— Entries —

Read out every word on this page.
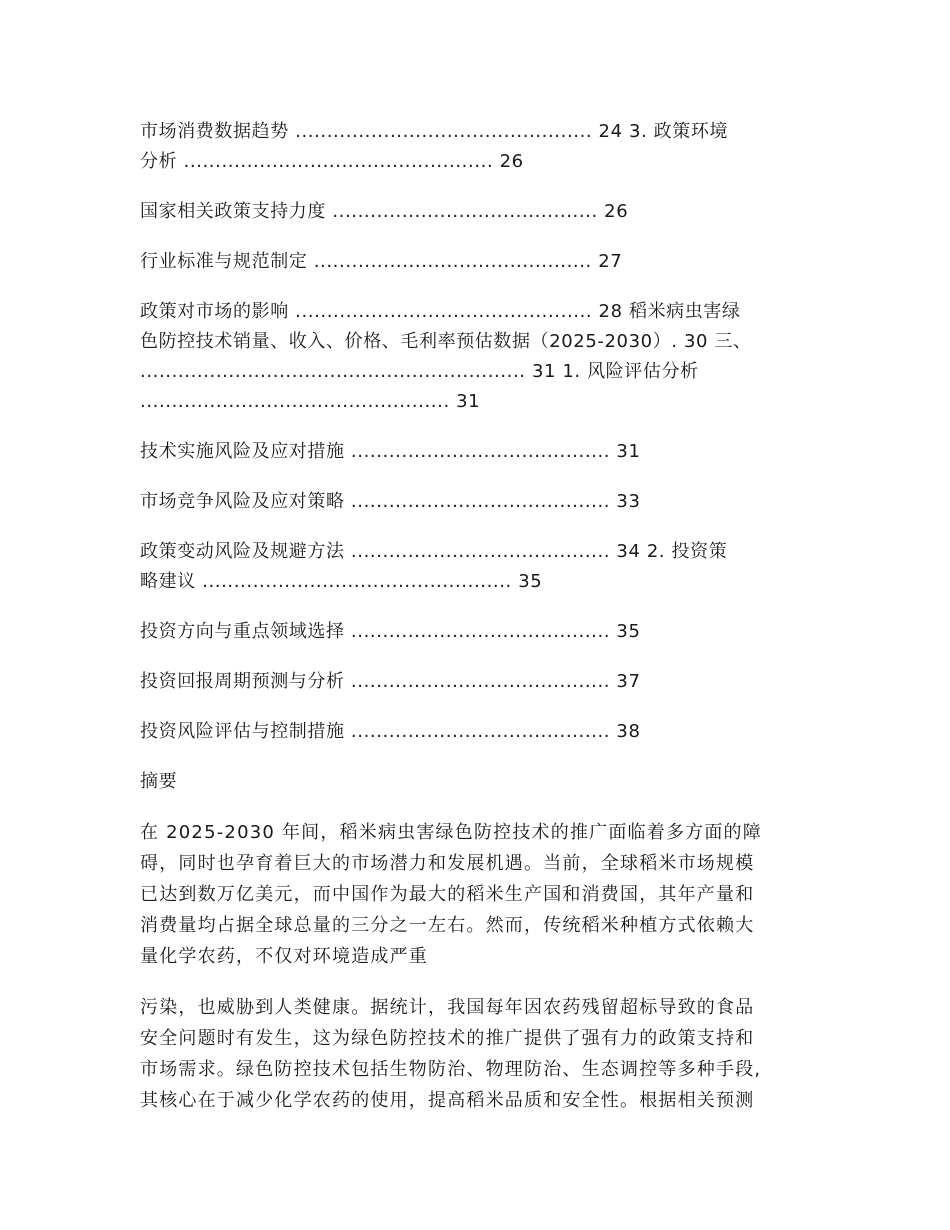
市场消费数据趋势 ............................................... 24 3. 政策环境
分析 ................................................. 26
国家相关政策支持力度 .......................................... 26
行业标准与规范制定 ............................................ 27
政策对市场的影响 ............................................... 28 稻米病虫害绿
色防控技术销量、收入、价格、毛利率预估数据（2025-2030）. 30 三、
............................................................. 31 1. 风险评估分析
................................................. 31
技术实施风险及应对措施 ......................................... 31
市场竞争风险及应对策略 ......................................... 33
政策变动风险及规避方法 ......................................... 34 2. 投资策
略建议 ................................................. 35
投资方向与重点领域选择 ......................................... 35
投资回报周期预测与分析 ......................................... 37
投资风险评估与控制措施 ......................................... 38
摘要
在 2025-2030 年间，稻米病虫害绿色防控技术的推广面临着多方面的障
碍，同时也孕育着巨大的市场潜力和发展机遇。当前，全球稻米市场规模
已达到数万亿美元，而中国作为最大的稻米生产国和消费国，其年产量和
消费量均占据全球总量的三分之一左右。然而，传统稻米种植方式依赖大
量化学农药，不仅对环境造成严重
污染，也威胁到人类健康。据统计，我国每年因农药残留超标导致的食品
安全问题时有发生，这为绿色防控技术的推广提供了强有力的政策支持和
市场需求。绿色防控技术包括生物防治、物理防治、生态调控等多种手段,
其核心在于减少化学农药的使用，提高稻米品质和安全性。根据相关预测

— Task requirements —
Repeat the preceding records precisely, and leave every picture out of the copy.

— Solution to the exercise —
Read out every word on this page.
市场消费数据趋势 ............................................... 24 3. 政策环境
分析 ................................................. 26
国家相关政策支持力度 .......................................... 26
行业标准与规范制定 ............................................ 27
政策对市场的影响 ............................................... 28 稻米病虫害绿
色防控技术销量、收入、价格、毛利率预估数据（2025-2030）. 30 三、
............................................................. 31 1. 风险评估分析
................................................. 31
技术实施风险及应对措施 ......................................... 31
市场竞争风险及应对策略 ......................................... 33
政策变动风险及规避方法 ......................................... 34 2. 投资策
略建议 ................................................. 35
投资方向与重点领域选择 ......................................... 35
投资回报周期预测与分析 ......................................... 37
投资风险评估与控制措施 ......................................... 38
摘要
在 2025-2030 年间，稻米病虫害绿色防控技术的推广面临着多方面的障
碍，同时也孕育着巨大的市场潜力和发展机遇。当前，全球稻米市场规模
已达到数万亿美元，而中国作为最大的稻米生产国和消费国，其年产量和
消费量均占据全球总量的三分之一左右。然而，传统稻米种植方式依赖大
量化学农药，不仅对环境造成严重
污染，也威胁到人类健康。据统计，我国每年因农药残留超标导致的食品
安全问题时有发生，这为绿色防控技术的推广提供了强有力的政策支持和
市场需求。绿色防控技术包括生物防治、物理防治、生态调控等多种手段,
其核心在于减少化学农药的使用，提高稻米品质和安全性。根据相关预测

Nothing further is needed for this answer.